ABOUT THIS TASK
Where in the entries below does "Nervous" appear? Copy every line that has it.

(Dataset rows of page text)
----
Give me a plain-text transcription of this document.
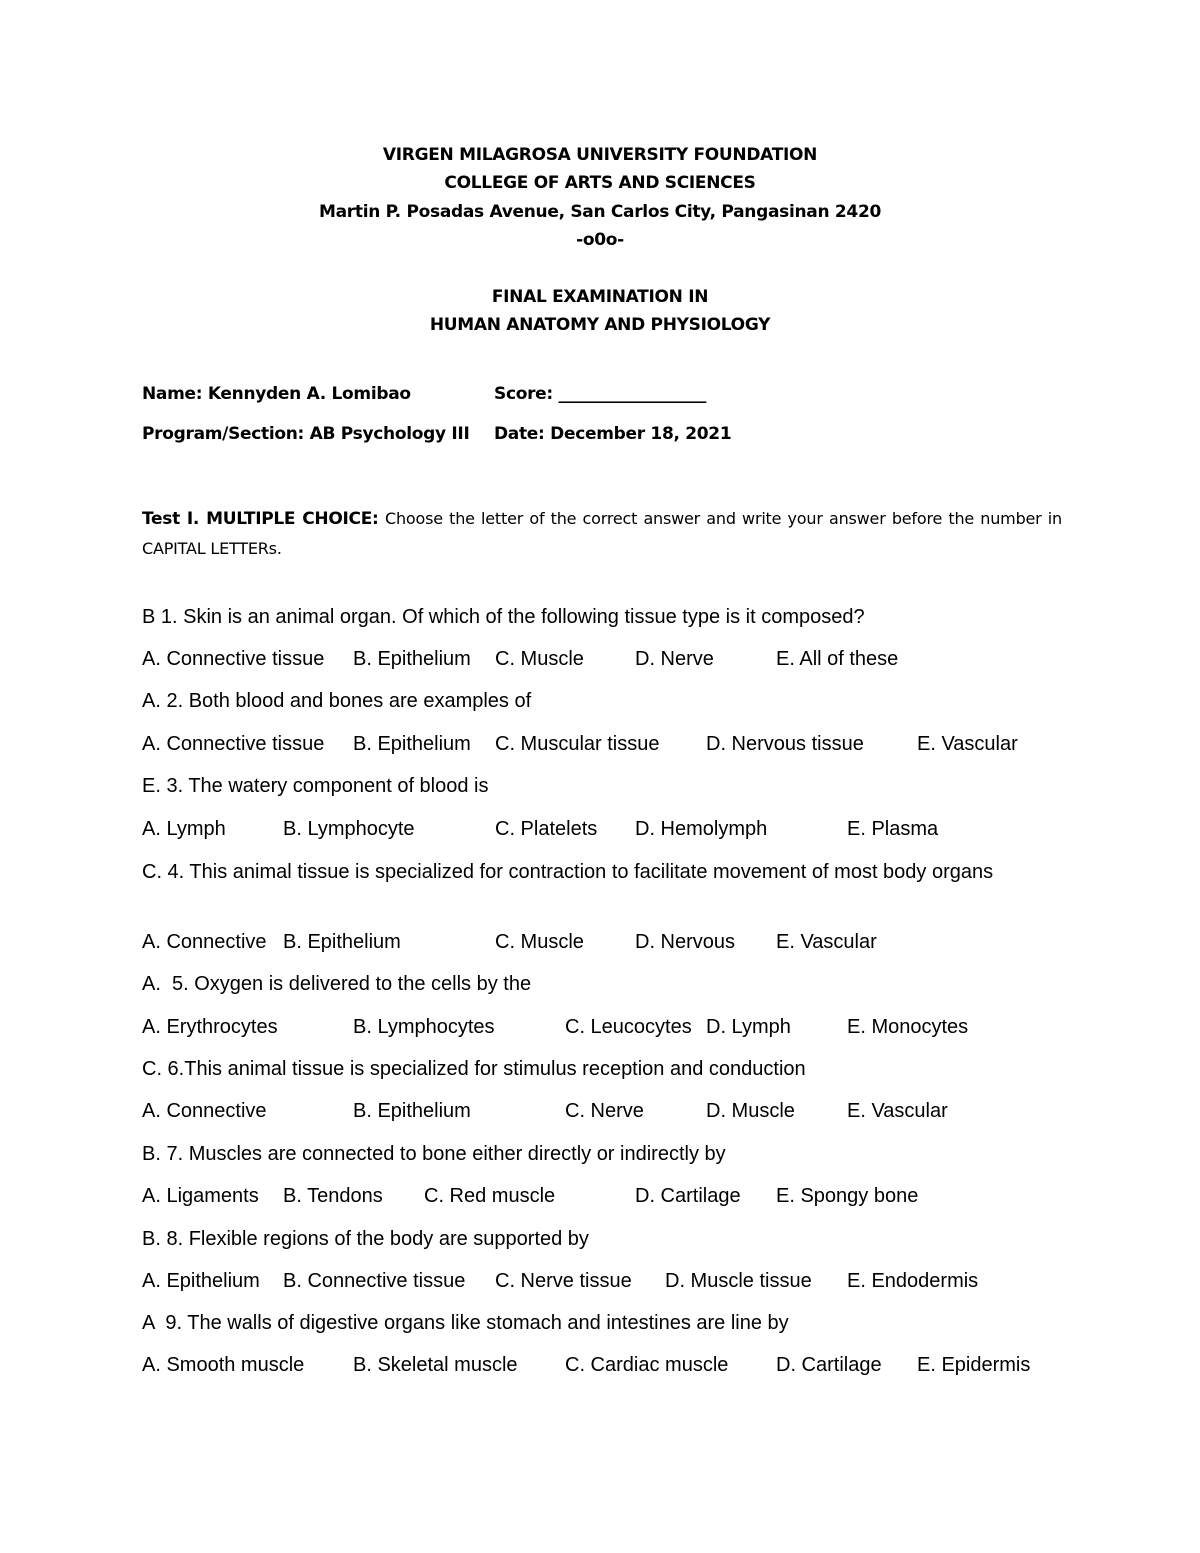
VIRGEN MILAGROSA UNIVERSITY FOUNDATION
COLLEGE OF ARTS AND SCIENCES
Martin P. Posadas Avenue, San Carlos City, Pangasinan 2420
-o0o-
FINAL EXAMINATION IN
HUMAN ANATOMY AND PHYSIOLOGY
Name: Kennyden A. Lomibao	Score: __________________
Program/Section: AB Psychology III Date: December 18, 2021
Test I. MULTIPLE CHOICE: Choose the letter of the correct answer and write your answer before the number in CAPITAL LETTERs.
B 1. Skin is an animal organ. Of which of the following tissue type is it composed?
A. Connective tissue B. Epithelium C. Muscle	D. Nerve	E. All of these
A. 2. Both blood and bones are examples of
A. Connective tissue B. Epithelium C. Muscular tissue D. Nervous tissue	E. Vascular
E. 3. The watery component of blood is
A. Lymph	B. Lymphocyte	C. Platelets D. Hemolymph	E. Plasma
C. 4. This animal tissue is specialized for contraction to facilitate movement of most body organs
A. Connective B. Epithelium	C. Muscle	D. Nervous E. Vascular
A.  5. Oxygen is delivered to the cells by the
A. Erythrocytes	B. Lymphocytes	C. Leucocytes D. Lymph	E. Monocytes
C. 6.This animal tissue is specialized for stimulus reception and conduction
A. Connective	B. Epithelium	C. Nerve	D. Muscle	E. Vascular
B. 7. Muscles are connected to bone either directly or indirectly by
A. Ligaments B. Tendons C. Red muscle	D. Cartilage E. Spongy bone
B. 8. Flexible regions of the body are supported by
A. Epithelium B. Connective tissue C. Nerve tissue D. Muscle tissue E. Endodermis
A  9. The walls of digestive organs like stomach and intestines are line by
A. Smooth muscle B. Skeletal muscle C. Cardiac muscle D. Cartilage E. Epidermis
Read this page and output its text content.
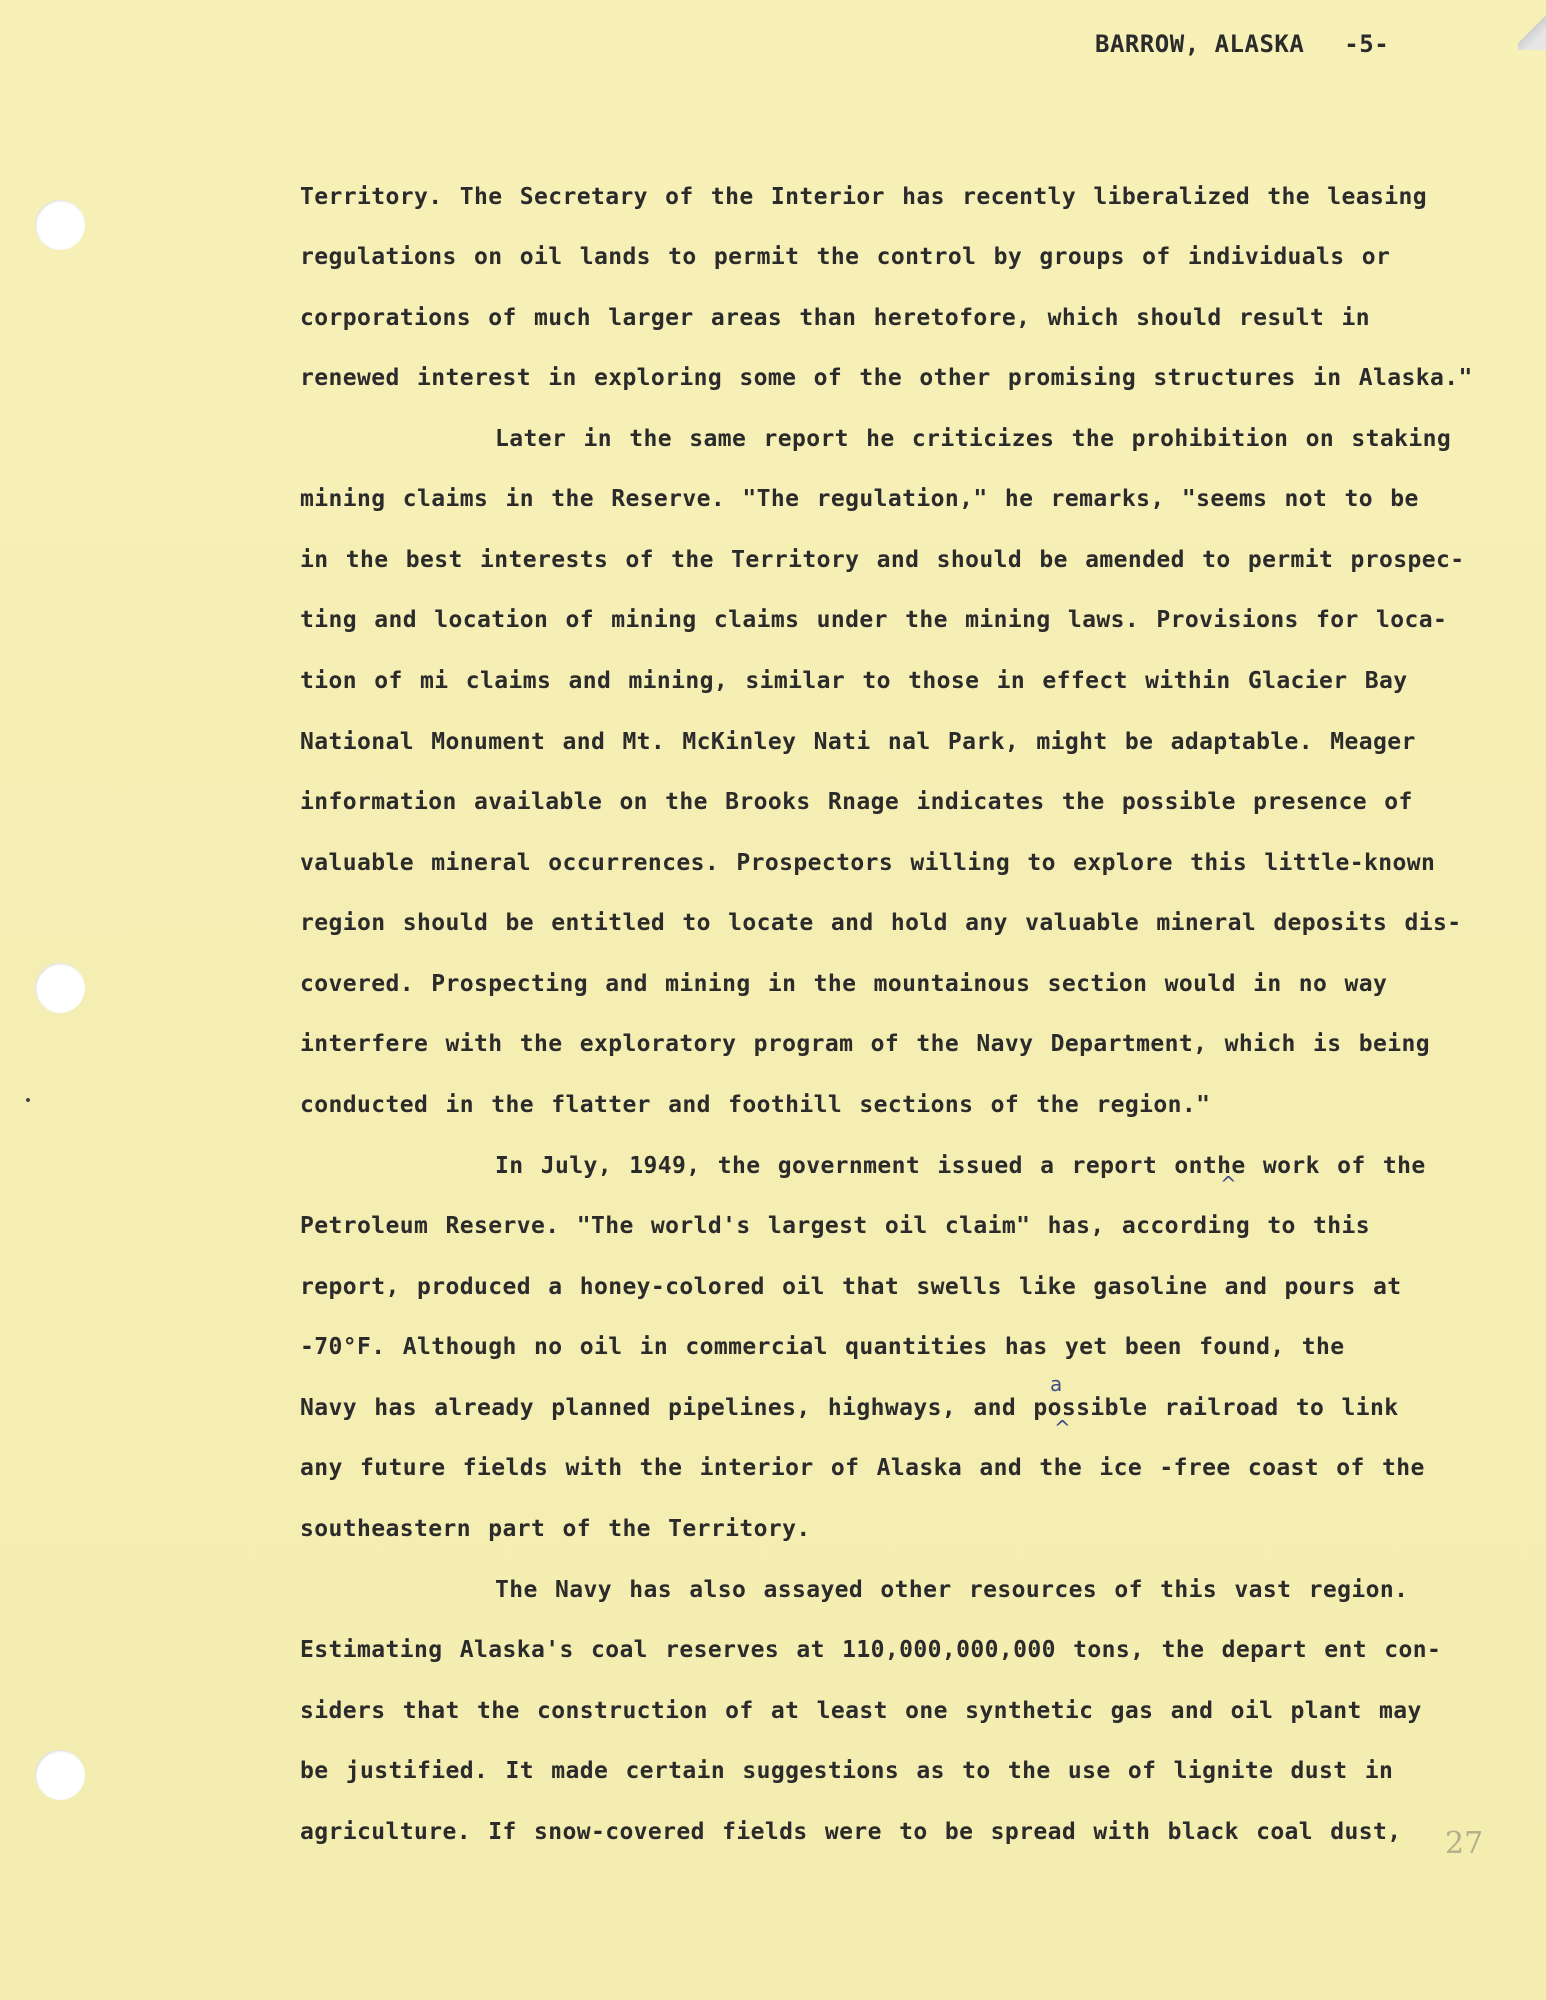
BARROW, ALASKA -5-
Territory. The Secretary of the Interior has recently liberalized the leasing
regulations on oil lands to permit the control by groups of individuals or
corporations of much larger areas than heretofore, which should result in
renewed interest in exploring some of the other promising structures in Alaska."
Later in the same report he criticizes the prohibition on staking
mining claims in the Reserve. "The regulation," he remarks, "seems not to be
in the best interests of the Territory and should be amended to permit prospec-
ting and location of mining claims under the mining laws. Provisions for loca-
tion of mi claims and mining, similar to those in effect within Glacier Bay
National Monument and Mt. McKinley Nati nal Park, might be adaptable. Meager
information available on the Brooks Rnage indicates the possible presence of
valuable mineral occurrences. Prospectors willing to explore this little-known
region should be entitled to locate and hold any valuable mineral deposits dis-
covered. Prospecting and mining in the mountainous section would in no way
interfere with the exploratory program of the Navy Department, which is being
conducted in the flatter and foothill sections of the region."
In July, 1949, the government issued a report onthe work of the
Petroleum Reserve. "The world's largest oil claim" has, according to this
report, produced a honey-colored oil that swells like gasoline and pours at
-70°F. Although no oil in commercial quantities has yet been found, the
Navy has already planned pipelines, highways, and possible railroad to link
any future fields with the interior of Alaska and the ice -free coast of the
southeastern part of the Territory.
The Navy has also assayed other resources of this vast region.
Estimating Alaska's coal reserves at 110,000,000,000 tons, the depart ent con-
siders that the construction of at least one synthetic gas and oil plant may
be justified. It made certain suggestions as to the use of lignite dust in
agriculture. If snow-covered fields were to be spread with black coal dust,
^
a
^
27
----
SOLVED PROBLEM
A. Connective tissue B. Epithelium C. Muscular tissue D. Nervous tissue	E. Vascular
A. Connective B. Epithelium	C. Muscle	D. Nervous E. Vascular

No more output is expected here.